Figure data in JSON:
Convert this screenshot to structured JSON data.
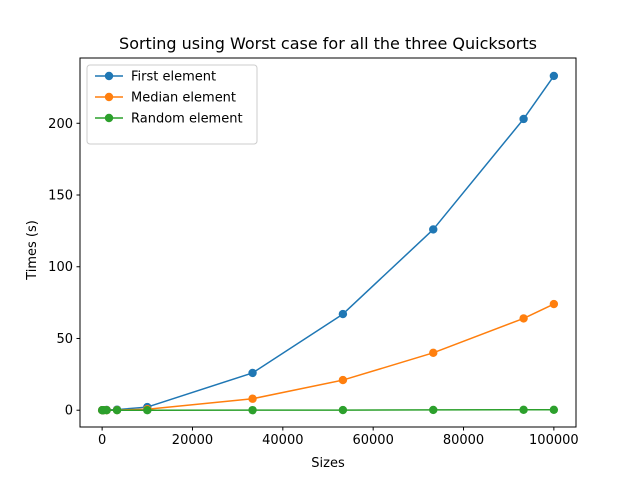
{
  "chart_data": {
    "type": "line",
    "title": "Sorting using Worst case for all the three Quicksorts",
    "xlabel": "Sizes",
    "ylabel": "Times (s)",
    "xlim": [
      -4900,
      104900
    ],
    "ylim": [
      -11.7,
      245.5
    ],
    "x_ticks": [
      0,
      20000,
      40000,
      60000,
      80000,
      100000
    ],
    "y_ticks": [
      0,
      50,
      100,
      150,
      200
    ],
    "grid": false,
    "legend_position": "upper-left",
    "x": [
      10,
      100,
      300,
      1000,
      3300,
      10000,
      33300,
      53300,
      73300,
      93300,
      100000
    ],
    "series": [
      {
        "name": "First element",
        "color": "#1f77b4",
        "values": [
          0,
          0,
          0,
          0.2,
          0.4,
          2.2,
          26,
          67,
          126,
          203,
          233
        ]
      },
      {
        "name": "Median element",
        "color": "#ff7f0e",
        "values": [
          0,
          0,
          0,
          0.05,
          0.1,
          0.7,
          8,
          21,
          40,
          64,
          74
        ]
      },
      {
        "name": "Random element",
        "color": "#2ca02c",
        "values": [
          0,
          0,
          0,
          0,
          0,
          0,
          0.05,
          0.1,
          0.2,
          0.3,
          0.3
        ]
      }
    ]
  }
}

#### Exercise goal
Reproduce each record above by retyping it exactly; omit all images.

#### Exercise result
Convert this screenshot to structured JSON data.
{
  "chart_data": {
    "type": "line",
    "title": "Sorting using Worst case for all the three Quicksorts",
    "xlabel": "Sizes",
    "ylabel": "Times (s)",
    "xlim": [
      -4900,
      104900
    ],
    "ylim": [
      -11.7,
      245.5
    ],
    "x_ticks": [
      0,
      20000,
      40000,
      60000,
      80000,
      100000
    ],
    "y_ticks": [
      0,
      50,
      100,
      150,
      200
    ],
    "grid": false,
    "legend_position": "upper-left",
    "x": [
      10,
      100,
      300,
      1000,
      3300,
      10000,
      33300,
      53300,
      73300,
      93300,
      100000
    ],
    "series": [
      {
        "name": "First element",
        "color": "#1f77b4",
        "values": [
          0,
          0,
          0,
          0.2,
          0.4,
          2.2,
          26,
          67,
          126,
          203,
          233
        ]
      },
      {
        "name": "Median element",
        "color": "#ff7f0e",
        "values": [
          0,
          0,
          0,
          0.05,
          0.1,
          0.7,
          8,
          21,
          40,
          64,
          74
        ]
      },
      {
        "name": "Random element",
        "color": "#2ca02c",
        "values": [
          0,
          0,
          0,
          0,
          0,
          0,
          0.05,
          0.1,
          0.2,
          0.3,
          0.3
        ]
      }
    ]
  }
}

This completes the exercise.